Working data

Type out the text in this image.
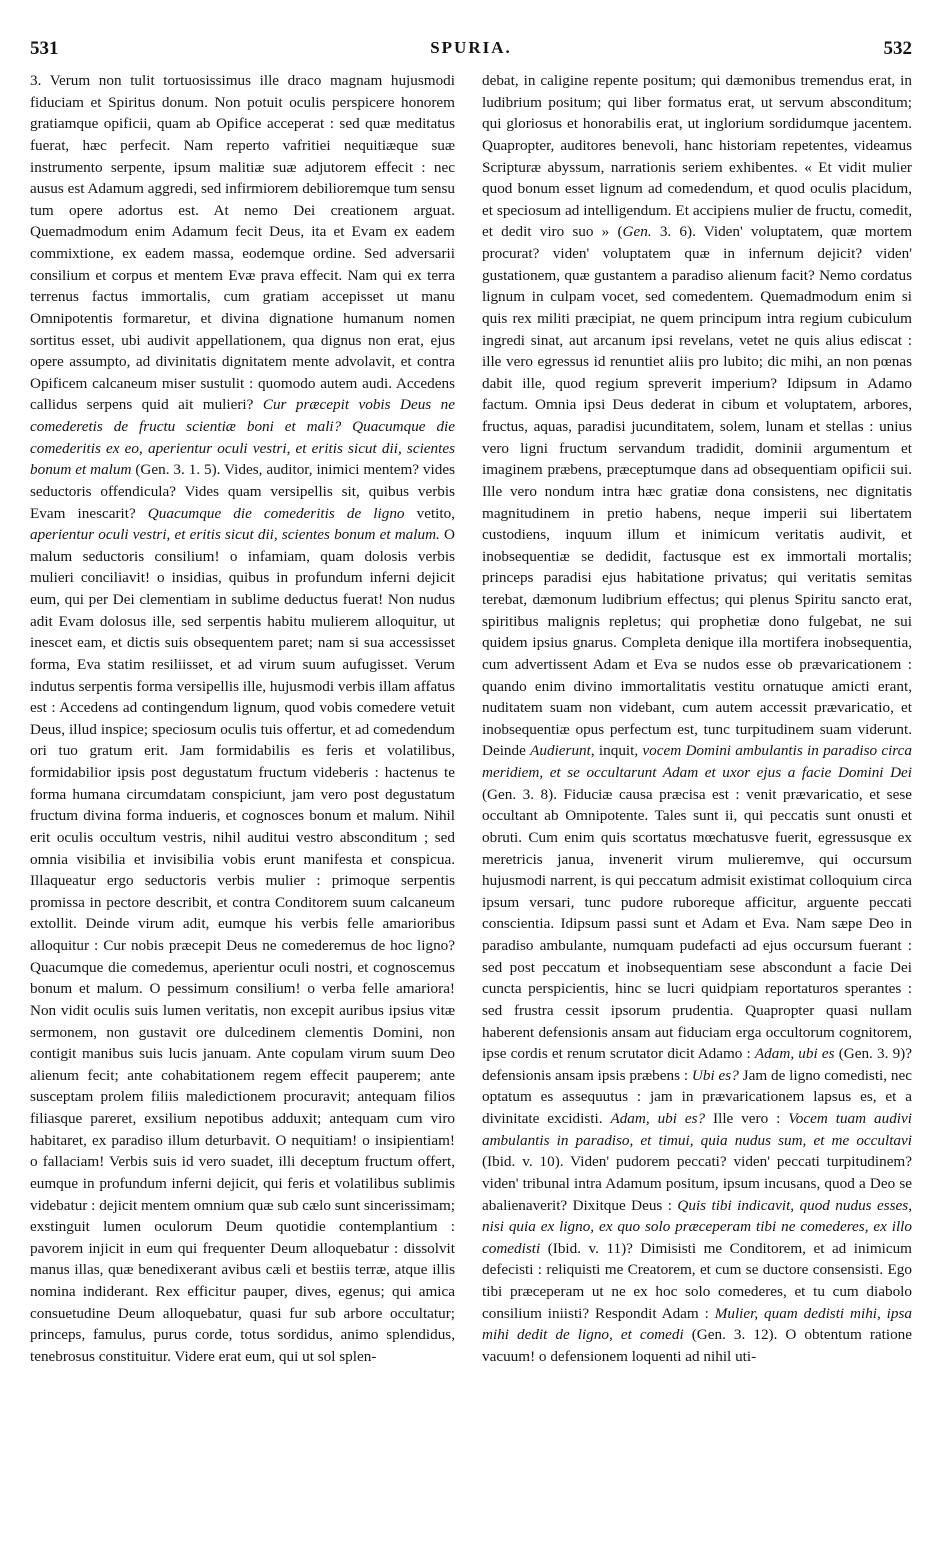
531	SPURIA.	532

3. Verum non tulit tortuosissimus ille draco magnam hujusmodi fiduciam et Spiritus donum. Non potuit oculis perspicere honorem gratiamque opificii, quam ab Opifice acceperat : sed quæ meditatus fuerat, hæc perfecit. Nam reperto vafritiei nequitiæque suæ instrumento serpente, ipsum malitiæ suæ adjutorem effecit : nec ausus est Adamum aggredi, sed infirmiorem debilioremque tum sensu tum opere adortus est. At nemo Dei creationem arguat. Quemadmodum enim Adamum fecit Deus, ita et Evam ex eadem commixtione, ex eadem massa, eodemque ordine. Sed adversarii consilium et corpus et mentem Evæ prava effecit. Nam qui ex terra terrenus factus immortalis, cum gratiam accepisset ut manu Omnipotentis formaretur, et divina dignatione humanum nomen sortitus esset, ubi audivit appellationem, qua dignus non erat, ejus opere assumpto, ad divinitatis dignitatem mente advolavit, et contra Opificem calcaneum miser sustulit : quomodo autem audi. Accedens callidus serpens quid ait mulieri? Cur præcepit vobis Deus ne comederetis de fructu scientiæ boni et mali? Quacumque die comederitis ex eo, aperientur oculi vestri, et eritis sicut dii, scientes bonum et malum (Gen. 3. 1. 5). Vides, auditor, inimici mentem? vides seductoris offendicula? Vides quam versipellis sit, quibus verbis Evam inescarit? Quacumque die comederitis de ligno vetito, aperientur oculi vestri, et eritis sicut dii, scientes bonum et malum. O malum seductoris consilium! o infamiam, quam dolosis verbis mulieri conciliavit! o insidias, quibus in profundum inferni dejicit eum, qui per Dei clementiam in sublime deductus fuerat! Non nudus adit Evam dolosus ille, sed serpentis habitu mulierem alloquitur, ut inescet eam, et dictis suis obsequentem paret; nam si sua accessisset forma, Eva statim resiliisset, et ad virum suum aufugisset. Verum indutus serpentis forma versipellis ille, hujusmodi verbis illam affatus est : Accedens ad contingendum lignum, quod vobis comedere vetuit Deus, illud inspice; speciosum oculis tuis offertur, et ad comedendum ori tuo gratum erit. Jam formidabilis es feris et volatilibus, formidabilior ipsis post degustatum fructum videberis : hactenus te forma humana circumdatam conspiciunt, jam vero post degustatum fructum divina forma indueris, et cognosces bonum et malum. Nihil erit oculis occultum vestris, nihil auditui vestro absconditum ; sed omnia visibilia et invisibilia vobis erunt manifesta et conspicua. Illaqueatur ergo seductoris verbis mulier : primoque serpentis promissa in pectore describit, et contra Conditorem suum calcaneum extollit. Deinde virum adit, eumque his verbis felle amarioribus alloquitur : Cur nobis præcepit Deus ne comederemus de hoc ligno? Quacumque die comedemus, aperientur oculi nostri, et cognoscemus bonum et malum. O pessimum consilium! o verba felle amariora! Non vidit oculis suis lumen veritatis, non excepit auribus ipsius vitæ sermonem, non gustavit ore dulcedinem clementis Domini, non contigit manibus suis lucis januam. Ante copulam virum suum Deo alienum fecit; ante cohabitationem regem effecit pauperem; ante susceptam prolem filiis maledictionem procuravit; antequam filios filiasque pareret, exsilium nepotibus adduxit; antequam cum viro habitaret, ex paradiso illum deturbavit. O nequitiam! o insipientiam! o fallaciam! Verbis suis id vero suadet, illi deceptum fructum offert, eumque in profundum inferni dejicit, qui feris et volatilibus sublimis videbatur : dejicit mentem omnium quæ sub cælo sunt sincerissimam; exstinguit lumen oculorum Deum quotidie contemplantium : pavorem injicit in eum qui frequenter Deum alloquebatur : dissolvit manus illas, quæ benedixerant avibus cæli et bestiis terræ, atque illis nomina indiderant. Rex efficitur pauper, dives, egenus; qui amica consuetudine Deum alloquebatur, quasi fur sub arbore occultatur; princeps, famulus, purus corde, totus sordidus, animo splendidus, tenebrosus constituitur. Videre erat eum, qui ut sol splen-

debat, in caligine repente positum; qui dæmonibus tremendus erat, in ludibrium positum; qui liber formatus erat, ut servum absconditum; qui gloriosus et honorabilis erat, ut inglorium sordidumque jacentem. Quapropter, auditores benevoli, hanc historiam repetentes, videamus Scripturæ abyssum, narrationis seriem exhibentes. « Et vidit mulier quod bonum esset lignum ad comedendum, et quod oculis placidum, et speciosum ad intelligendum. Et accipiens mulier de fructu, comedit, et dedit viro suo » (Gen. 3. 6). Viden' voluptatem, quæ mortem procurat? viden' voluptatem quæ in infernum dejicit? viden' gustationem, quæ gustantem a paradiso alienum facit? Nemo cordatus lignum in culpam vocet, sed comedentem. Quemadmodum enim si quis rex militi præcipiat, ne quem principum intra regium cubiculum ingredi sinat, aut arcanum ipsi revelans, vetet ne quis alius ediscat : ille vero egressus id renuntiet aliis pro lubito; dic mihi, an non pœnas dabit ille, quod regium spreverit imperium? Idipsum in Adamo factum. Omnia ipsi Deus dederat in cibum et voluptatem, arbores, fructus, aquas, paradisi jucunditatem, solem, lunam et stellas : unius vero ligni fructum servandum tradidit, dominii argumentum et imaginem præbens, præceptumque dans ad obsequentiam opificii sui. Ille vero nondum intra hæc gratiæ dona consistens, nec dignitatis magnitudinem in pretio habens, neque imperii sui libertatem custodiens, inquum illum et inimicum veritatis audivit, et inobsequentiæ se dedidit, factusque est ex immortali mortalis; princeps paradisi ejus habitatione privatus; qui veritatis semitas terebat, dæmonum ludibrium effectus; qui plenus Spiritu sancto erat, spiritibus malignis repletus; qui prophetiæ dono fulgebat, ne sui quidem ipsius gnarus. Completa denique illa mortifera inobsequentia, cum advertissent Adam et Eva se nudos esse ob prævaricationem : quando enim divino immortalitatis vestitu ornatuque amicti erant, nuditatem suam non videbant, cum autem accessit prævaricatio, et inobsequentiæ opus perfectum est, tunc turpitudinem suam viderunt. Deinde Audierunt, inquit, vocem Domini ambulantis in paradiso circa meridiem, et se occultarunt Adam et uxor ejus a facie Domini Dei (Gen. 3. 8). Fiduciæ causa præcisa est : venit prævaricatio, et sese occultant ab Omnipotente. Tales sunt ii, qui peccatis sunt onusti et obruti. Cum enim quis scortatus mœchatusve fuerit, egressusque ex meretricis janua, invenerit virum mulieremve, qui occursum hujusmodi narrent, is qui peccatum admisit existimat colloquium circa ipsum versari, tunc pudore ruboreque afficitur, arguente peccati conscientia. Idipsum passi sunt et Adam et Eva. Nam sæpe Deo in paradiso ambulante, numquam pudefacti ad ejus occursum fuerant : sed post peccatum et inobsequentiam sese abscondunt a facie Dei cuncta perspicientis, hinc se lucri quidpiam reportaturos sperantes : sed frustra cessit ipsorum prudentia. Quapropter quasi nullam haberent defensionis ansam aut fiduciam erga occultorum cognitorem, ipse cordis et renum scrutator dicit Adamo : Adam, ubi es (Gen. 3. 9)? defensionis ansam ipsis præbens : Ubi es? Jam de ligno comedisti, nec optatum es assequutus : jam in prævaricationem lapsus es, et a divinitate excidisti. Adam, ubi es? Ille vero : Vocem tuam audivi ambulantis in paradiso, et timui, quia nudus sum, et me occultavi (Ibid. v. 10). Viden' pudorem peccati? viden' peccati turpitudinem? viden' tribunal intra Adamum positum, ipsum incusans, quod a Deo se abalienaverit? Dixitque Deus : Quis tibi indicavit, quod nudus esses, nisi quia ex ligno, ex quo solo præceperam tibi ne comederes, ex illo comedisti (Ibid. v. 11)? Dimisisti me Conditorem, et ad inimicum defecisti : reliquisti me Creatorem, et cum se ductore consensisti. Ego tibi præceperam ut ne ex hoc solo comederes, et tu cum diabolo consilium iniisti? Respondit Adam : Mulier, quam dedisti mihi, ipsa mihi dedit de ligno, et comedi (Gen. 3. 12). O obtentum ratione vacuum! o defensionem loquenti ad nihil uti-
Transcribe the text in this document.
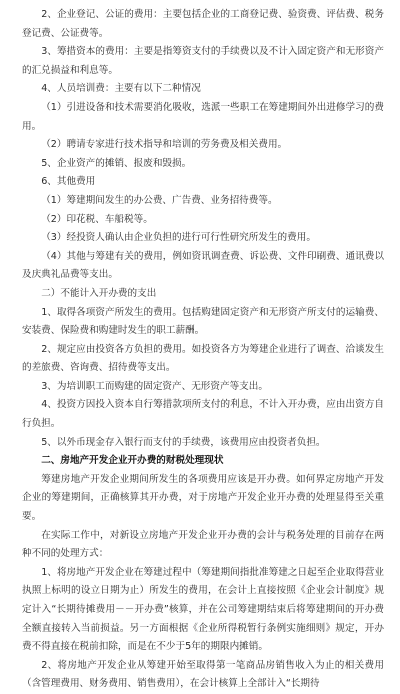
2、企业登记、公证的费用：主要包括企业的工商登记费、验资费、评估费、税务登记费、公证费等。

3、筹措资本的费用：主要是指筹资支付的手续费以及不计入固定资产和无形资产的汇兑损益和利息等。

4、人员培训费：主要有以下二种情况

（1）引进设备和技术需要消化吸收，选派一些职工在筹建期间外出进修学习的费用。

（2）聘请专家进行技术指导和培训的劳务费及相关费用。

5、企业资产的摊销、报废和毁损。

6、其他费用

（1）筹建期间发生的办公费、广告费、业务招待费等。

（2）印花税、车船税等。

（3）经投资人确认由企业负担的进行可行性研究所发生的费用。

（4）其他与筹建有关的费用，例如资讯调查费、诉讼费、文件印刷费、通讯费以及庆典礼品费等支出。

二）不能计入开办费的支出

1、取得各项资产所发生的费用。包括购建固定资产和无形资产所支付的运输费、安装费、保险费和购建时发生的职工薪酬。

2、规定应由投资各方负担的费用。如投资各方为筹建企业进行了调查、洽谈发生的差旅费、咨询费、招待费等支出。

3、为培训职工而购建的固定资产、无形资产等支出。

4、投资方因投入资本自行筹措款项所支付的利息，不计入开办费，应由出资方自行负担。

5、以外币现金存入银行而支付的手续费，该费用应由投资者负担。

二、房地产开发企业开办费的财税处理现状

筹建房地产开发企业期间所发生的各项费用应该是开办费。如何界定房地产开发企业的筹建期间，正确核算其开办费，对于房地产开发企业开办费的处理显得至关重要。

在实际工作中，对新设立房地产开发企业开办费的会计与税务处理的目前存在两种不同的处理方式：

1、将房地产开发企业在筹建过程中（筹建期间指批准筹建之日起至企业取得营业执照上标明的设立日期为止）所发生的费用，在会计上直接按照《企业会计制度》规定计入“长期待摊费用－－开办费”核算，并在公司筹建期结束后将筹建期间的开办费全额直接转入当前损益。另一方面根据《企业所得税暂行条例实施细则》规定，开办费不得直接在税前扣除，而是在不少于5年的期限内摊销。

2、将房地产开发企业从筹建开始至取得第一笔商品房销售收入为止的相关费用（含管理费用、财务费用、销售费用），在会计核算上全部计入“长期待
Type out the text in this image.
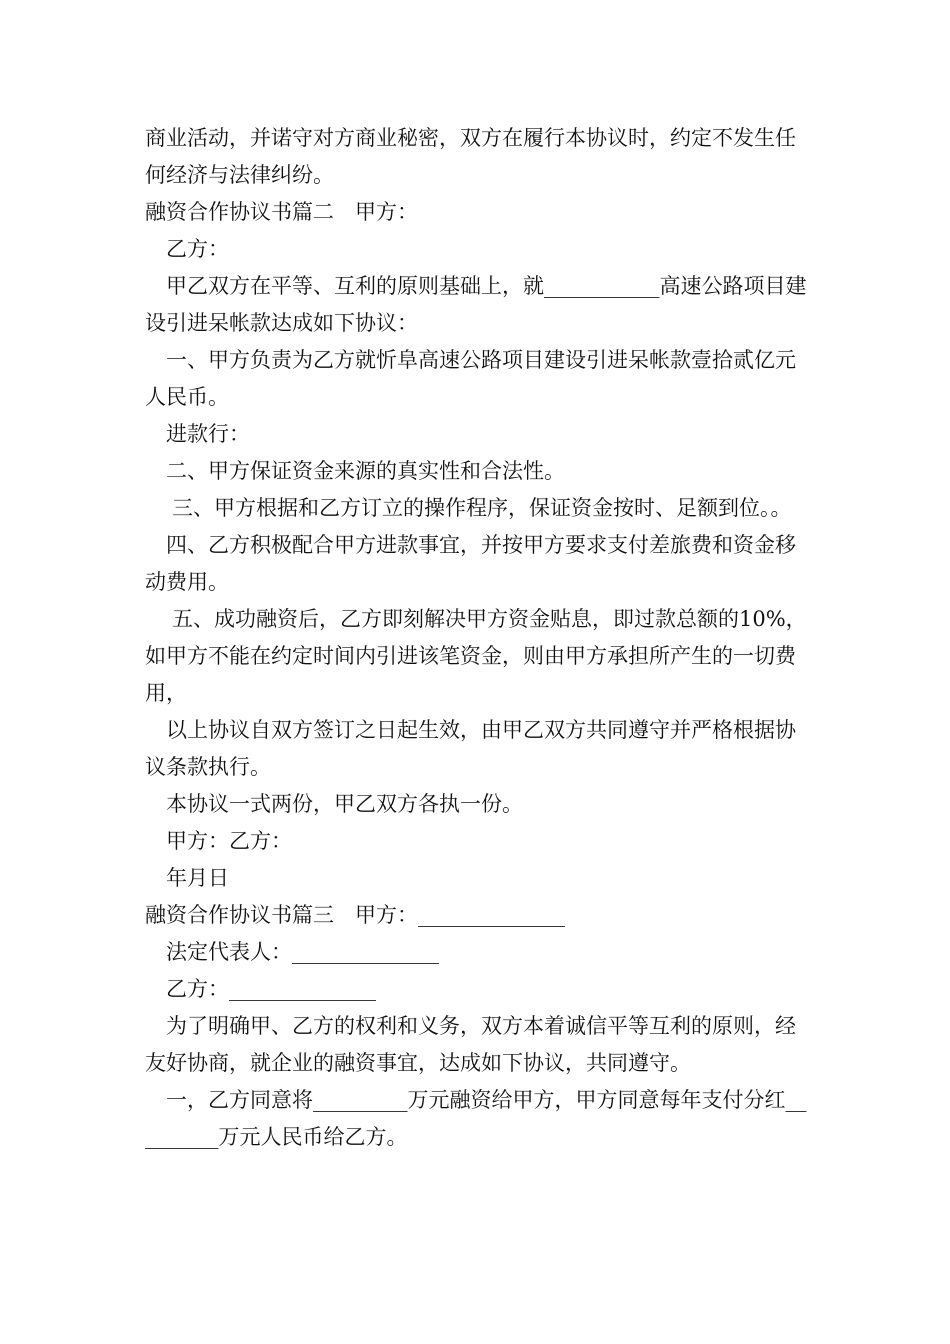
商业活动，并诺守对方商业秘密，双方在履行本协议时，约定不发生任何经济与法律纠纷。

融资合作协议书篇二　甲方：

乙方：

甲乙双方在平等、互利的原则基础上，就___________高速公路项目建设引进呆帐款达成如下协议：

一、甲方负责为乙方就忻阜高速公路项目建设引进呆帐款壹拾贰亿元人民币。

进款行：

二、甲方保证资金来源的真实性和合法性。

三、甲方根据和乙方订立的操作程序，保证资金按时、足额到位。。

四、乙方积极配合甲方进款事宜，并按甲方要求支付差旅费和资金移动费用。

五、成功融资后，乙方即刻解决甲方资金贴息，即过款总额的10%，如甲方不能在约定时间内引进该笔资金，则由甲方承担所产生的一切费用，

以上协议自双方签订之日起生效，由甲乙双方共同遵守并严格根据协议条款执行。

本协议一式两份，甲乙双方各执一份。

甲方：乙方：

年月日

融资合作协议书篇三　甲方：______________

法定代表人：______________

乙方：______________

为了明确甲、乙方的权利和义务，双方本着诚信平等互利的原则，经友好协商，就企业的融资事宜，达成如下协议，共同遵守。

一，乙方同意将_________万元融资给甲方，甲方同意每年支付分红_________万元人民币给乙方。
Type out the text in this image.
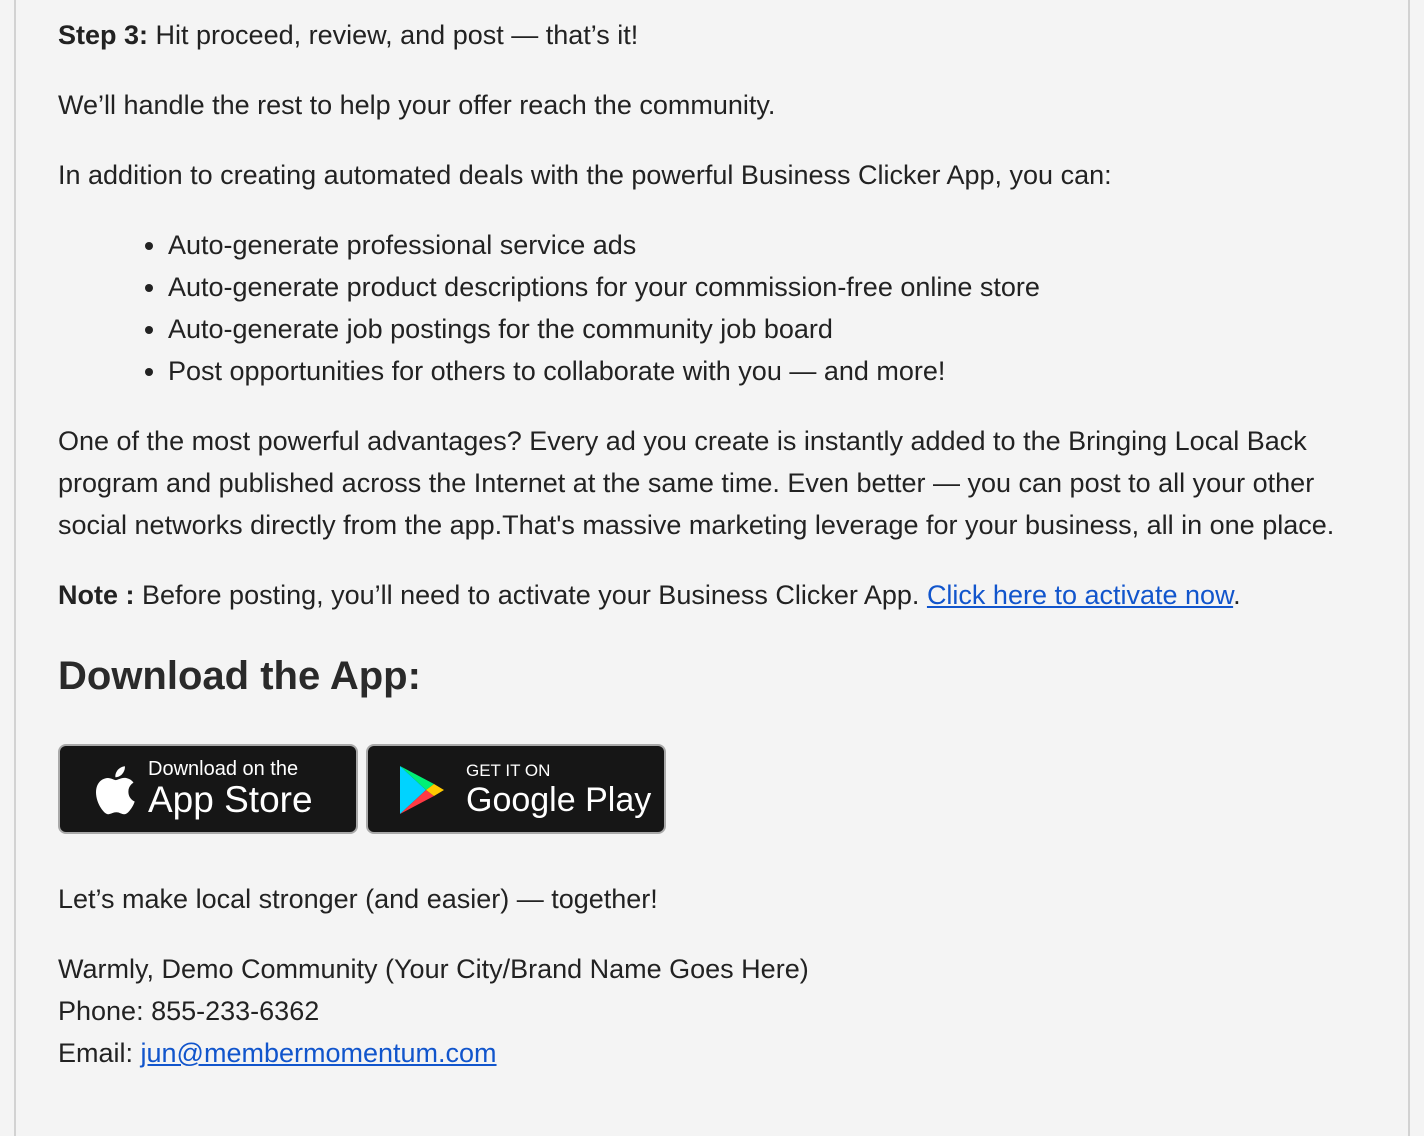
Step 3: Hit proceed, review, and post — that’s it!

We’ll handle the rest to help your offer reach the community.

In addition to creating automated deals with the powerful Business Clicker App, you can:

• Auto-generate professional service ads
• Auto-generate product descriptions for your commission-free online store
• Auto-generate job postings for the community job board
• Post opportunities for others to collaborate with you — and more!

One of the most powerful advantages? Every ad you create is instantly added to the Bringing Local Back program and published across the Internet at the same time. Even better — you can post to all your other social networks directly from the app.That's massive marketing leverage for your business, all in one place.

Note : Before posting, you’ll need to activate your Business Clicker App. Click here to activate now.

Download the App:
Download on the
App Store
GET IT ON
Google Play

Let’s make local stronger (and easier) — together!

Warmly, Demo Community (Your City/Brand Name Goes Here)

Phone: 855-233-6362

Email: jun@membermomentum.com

What is required
Select from the material above each line in which the string "generate" appears, and list those lines.

Worked solution
• Auto-generate professional service ads
• Auto-generate product descriptions for your commission-free online store
• Auto-generate job postings for the community job board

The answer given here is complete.